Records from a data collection
━━━━━━

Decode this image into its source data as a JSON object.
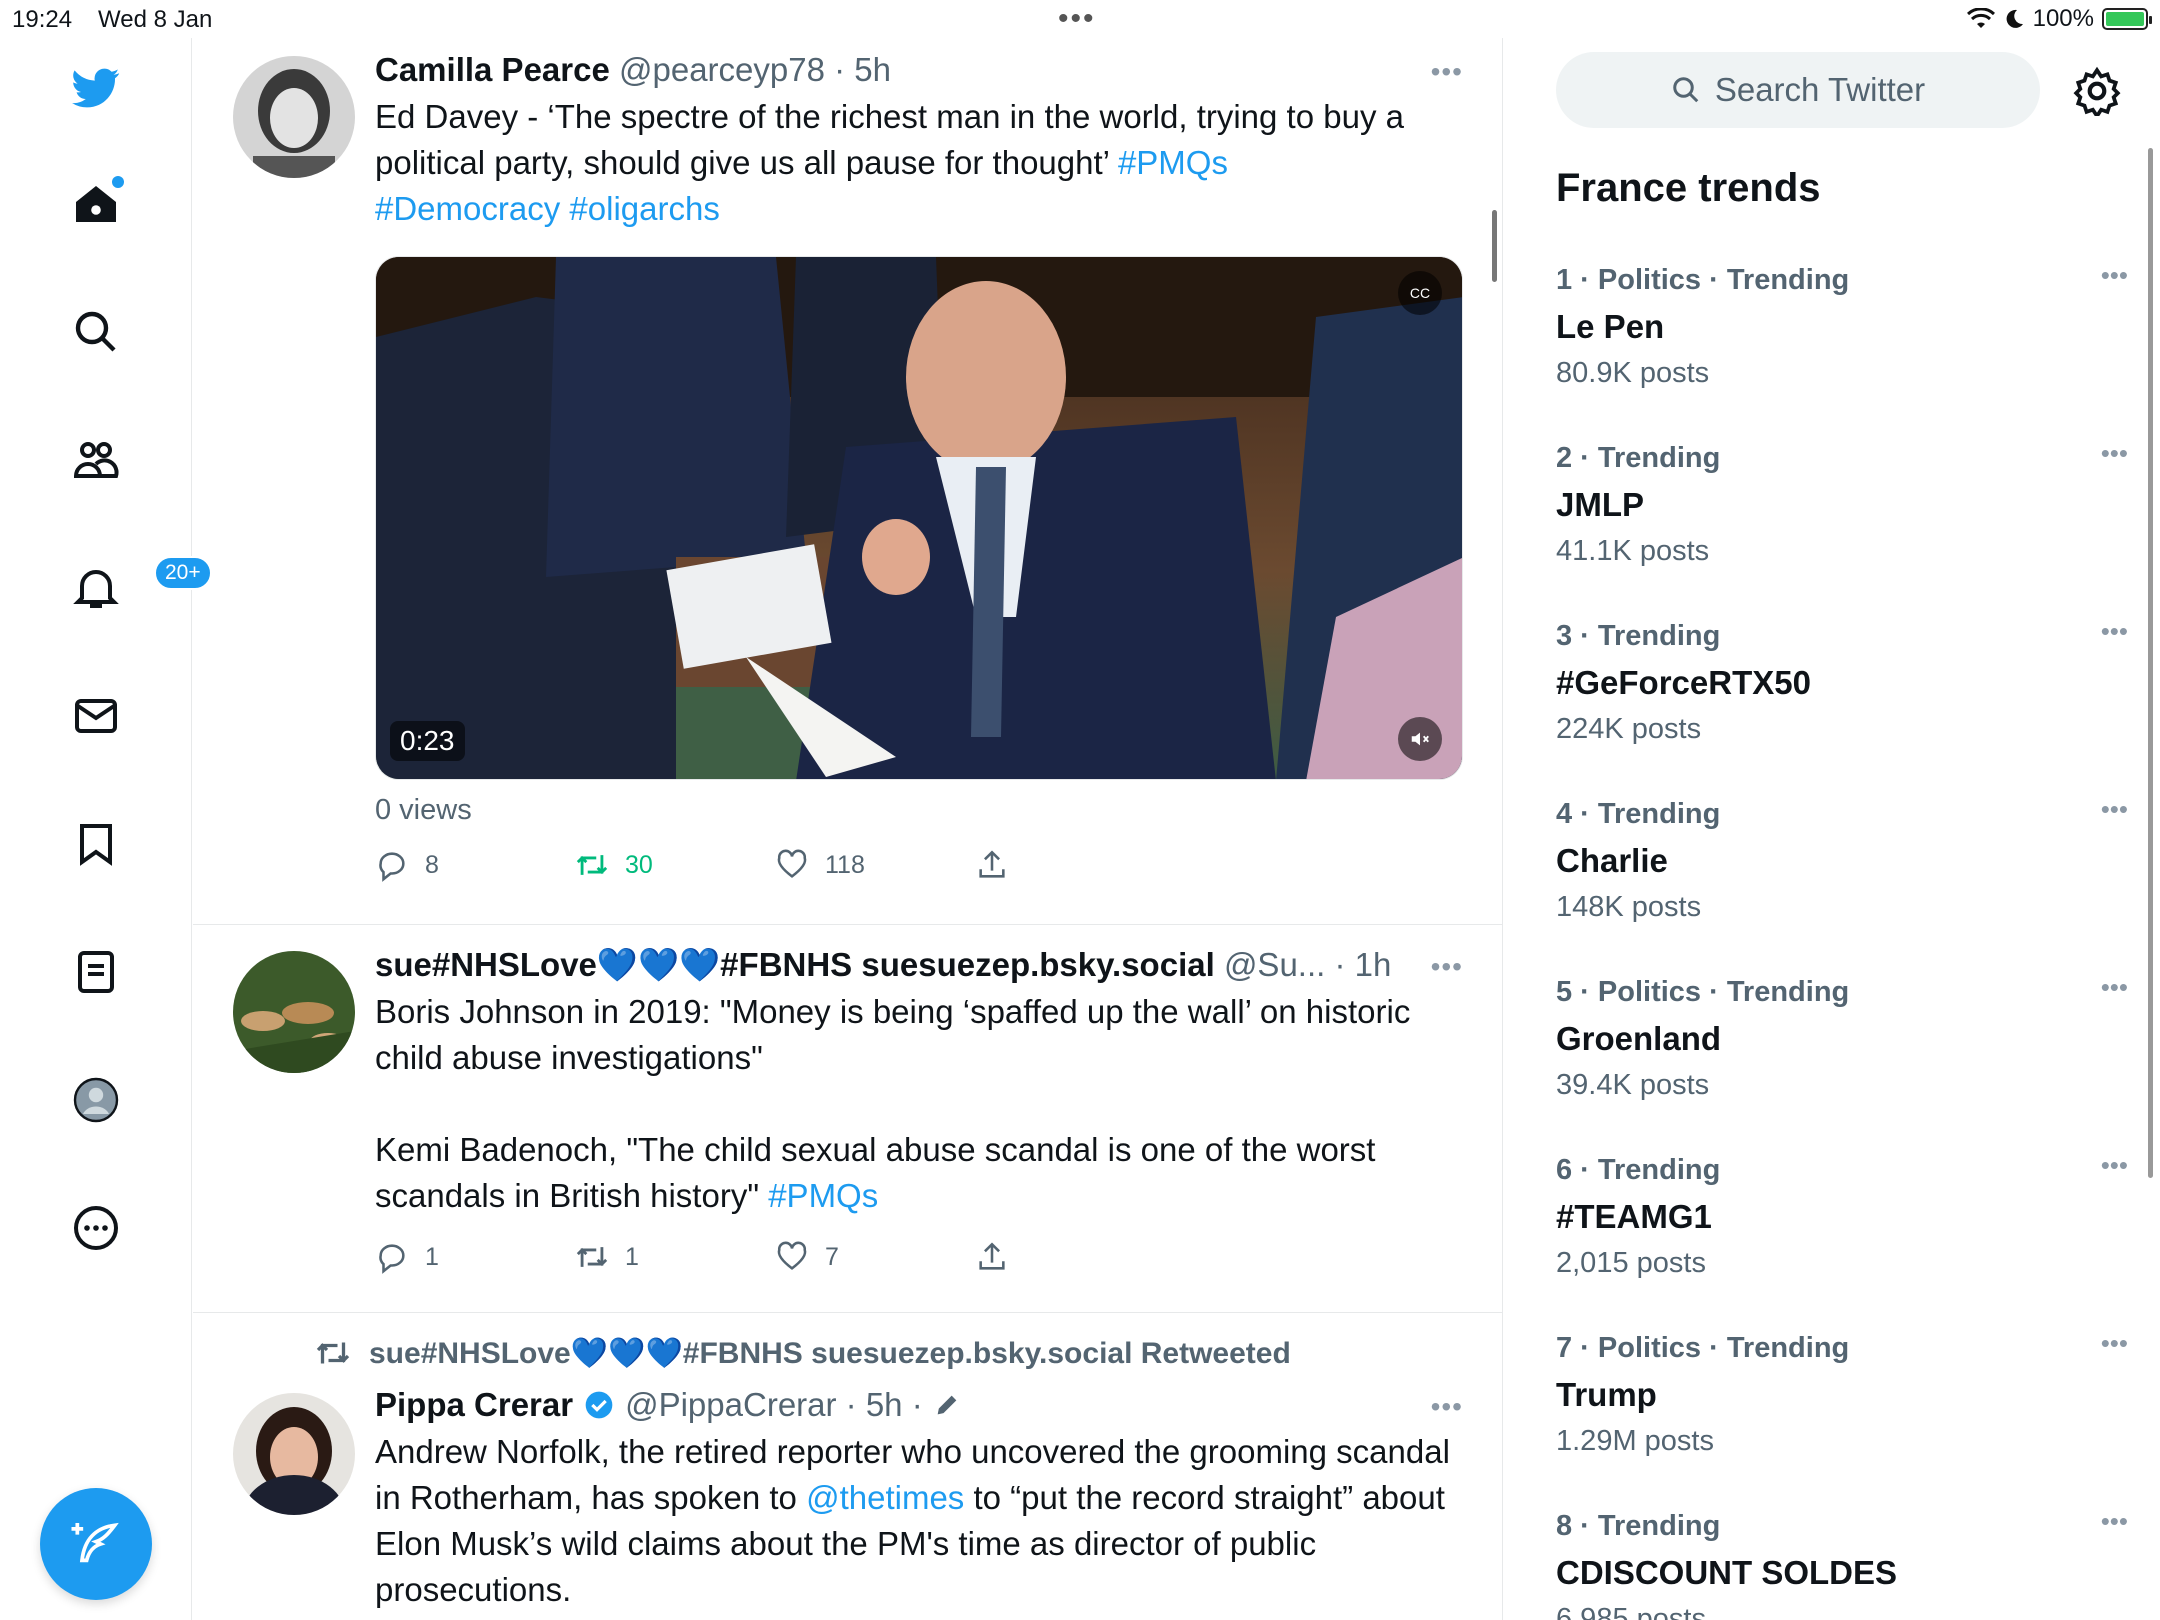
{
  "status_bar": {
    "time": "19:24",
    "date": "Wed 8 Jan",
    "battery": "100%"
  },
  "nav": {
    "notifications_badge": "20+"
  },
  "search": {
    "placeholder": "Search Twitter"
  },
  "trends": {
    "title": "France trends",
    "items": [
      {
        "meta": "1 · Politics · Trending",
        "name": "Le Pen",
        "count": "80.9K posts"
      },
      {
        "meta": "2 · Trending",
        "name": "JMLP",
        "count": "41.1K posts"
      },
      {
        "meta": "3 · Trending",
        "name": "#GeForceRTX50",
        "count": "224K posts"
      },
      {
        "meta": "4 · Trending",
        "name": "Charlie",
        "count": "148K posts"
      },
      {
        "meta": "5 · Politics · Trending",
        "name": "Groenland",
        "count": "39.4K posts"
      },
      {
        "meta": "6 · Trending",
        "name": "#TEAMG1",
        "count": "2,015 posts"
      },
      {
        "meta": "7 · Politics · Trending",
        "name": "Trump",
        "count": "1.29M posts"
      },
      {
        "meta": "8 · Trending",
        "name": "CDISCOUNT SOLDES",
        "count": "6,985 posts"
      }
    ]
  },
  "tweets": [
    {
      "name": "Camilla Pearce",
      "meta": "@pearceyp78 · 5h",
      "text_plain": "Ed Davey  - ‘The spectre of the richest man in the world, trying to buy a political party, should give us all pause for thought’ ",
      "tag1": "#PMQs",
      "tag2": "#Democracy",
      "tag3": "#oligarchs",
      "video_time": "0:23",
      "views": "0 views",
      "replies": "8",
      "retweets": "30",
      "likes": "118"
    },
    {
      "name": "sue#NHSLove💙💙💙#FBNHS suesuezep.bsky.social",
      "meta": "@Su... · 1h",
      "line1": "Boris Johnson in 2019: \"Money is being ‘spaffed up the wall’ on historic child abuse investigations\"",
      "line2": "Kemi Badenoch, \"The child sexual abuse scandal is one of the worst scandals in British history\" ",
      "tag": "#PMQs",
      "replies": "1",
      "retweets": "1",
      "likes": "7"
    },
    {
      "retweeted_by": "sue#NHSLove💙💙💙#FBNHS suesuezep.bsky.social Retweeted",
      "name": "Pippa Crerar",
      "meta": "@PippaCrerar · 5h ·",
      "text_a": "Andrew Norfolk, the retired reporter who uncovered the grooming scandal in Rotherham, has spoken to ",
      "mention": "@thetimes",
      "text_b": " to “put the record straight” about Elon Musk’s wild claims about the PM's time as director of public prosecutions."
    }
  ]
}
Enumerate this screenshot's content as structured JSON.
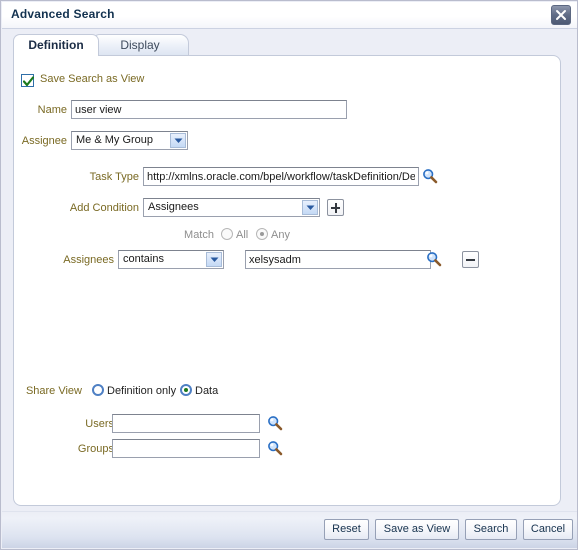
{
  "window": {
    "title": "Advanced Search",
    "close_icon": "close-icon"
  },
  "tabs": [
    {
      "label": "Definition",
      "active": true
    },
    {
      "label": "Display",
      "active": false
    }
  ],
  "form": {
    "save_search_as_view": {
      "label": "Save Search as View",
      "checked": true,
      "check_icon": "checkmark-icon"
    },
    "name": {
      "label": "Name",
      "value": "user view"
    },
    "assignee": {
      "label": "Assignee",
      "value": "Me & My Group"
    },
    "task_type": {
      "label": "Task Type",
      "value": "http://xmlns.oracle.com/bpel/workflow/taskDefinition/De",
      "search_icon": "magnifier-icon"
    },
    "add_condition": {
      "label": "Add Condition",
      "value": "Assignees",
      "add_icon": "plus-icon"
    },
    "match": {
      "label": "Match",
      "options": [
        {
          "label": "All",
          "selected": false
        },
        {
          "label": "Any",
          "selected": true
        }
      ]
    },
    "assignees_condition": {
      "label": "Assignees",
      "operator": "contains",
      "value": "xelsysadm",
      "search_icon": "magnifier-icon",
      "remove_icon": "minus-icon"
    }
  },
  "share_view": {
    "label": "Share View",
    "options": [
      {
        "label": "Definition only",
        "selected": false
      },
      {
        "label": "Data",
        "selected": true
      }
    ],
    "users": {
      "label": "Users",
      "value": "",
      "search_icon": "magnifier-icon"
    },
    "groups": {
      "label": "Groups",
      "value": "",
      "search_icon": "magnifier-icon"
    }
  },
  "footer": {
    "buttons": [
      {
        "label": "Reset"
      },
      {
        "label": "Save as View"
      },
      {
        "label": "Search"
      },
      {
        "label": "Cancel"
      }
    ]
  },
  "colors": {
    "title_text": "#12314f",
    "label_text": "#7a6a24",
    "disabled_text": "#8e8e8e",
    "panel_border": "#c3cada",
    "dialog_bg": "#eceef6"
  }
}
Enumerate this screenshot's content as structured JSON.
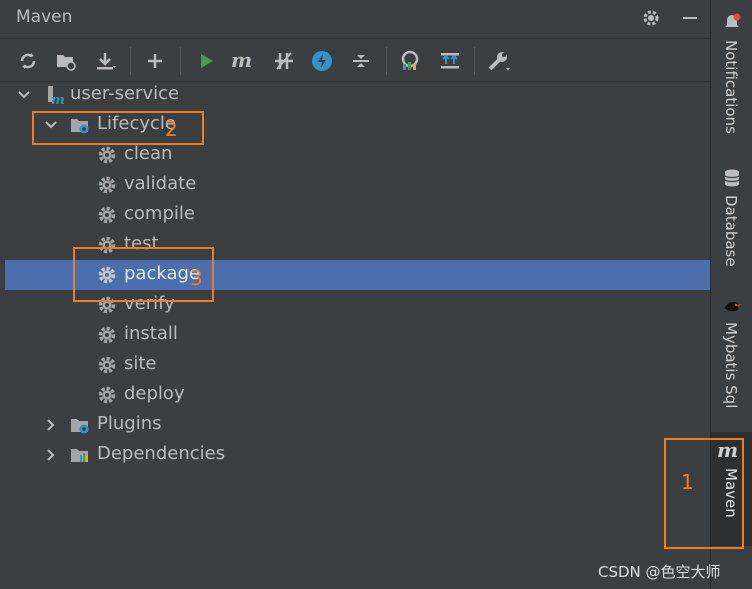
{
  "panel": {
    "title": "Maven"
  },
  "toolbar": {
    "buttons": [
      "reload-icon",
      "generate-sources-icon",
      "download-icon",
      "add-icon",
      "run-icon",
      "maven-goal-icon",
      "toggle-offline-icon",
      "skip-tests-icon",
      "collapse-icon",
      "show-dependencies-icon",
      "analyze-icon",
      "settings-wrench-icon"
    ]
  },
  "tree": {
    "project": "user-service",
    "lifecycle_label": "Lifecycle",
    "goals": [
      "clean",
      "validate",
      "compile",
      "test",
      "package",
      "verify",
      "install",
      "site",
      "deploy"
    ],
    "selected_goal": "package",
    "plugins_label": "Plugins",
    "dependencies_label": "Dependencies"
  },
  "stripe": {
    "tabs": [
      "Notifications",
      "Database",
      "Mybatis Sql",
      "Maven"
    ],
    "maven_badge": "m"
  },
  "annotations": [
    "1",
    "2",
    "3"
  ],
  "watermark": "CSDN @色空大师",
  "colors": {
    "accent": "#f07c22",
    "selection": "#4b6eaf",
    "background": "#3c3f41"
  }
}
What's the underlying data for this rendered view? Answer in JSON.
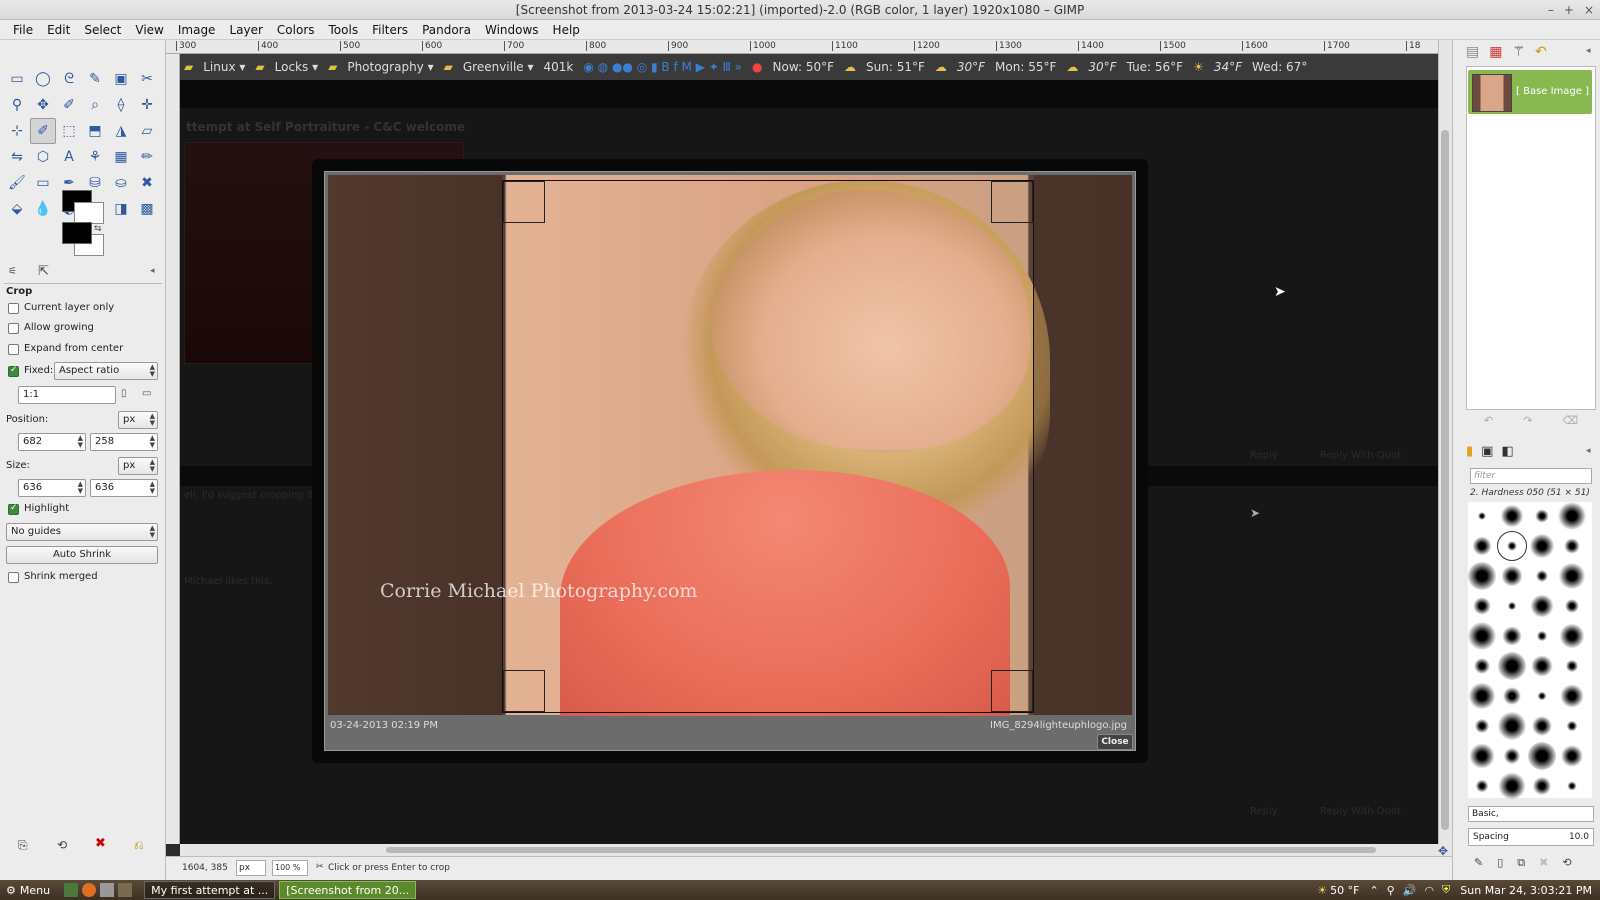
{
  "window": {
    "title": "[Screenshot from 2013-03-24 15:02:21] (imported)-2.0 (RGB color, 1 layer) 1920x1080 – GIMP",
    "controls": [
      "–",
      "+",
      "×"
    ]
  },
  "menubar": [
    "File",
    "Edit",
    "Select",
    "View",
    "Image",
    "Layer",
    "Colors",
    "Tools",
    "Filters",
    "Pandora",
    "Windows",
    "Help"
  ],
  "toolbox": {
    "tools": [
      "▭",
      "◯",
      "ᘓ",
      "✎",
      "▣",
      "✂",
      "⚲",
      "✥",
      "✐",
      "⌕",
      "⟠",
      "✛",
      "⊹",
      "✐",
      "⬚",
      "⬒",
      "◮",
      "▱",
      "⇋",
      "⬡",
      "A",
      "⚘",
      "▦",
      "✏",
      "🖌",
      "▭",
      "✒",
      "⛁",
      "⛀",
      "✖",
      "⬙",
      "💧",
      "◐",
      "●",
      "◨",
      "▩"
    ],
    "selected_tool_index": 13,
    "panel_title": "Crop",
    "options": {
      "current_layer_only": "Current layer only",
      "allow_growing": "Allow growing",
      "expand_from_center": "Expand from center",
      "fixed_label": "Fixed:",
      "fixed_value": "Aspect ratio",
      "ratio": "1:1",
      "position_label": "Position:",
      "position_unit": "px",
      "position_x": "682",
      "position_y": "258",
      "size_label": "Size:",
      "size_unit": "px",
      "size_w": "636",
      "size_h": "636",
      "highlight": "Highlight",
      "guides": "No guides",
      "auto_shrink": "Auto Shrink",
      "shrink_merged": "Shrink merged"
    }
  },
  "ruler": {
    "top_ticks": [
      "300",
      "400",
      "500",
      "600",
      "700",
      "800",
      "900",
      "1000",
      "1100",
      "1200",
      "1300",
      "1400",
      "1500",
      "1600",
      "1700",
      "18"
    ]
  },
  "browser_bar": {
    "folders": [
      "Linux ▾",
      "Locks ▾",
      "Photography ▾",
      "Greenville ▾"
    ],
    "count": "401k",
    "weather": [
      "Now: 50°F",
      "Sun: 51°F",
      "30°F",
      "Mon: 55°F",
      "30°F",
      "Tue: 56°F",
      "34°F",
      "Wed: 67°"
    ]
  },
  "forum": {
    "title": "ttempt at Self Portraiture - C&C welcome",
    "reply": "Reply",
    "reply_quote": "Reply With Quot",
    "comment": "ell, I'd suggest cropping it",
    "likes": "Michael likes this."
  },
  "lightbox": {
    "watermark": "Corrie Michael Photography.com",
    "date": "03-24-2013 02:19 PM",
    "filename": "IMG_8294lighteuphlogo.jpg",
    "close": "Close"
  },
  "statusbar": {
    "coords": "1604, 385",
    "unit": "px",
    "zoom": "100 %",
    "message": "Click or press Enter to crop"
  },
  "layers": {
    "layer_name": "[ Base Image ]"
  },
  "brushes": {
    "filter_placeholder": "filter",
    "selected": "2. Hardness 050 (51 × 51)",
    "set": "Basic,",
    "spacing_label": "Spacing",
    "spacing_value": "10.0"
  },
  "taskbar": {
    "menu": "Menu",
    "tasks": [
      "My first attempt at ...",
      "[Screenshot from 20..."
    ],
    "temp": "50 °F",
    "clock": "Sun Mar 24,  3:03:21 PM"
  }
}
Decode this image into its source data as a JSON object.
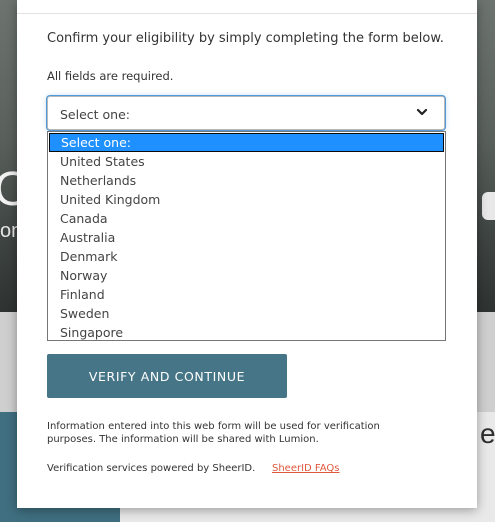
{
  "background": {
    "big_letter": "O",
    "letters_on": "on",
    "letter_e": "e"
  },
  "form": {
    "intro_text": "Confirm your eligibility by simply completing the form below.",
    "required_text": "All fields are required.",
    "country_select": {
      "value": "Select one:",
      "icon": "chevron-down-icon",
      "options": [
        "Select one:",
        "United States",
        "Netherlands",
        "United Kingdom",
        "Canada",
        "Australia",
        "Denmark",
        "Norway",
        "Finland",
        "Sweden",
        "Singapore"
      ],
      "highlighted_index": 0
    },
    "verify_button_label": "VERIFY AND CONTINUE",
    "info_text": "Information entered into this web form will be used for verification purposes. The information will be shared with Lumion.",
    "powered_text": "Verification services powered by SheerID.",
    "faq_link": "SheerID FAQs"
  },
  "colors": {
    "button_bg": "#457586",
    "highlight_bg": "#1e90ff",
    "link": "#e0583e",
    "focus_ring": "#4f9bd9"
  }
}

━━━━━━

▶ _SET TASK_
Every line in the data above that contains "Trending" needs to be copied.

▶ _ANSWER TO THE TASK_
        "meta": "1 · Politics · Trending",
        "meta": "2 · Trending",
        "meta": "3 · Trending",
        "meta": "4 · Trending",
        "meta": "5 · Politics · Trending",
        "meta": "6 · Trending",
        "meta": "7 · Politics · Trending",
        "meta": "8 · Trending",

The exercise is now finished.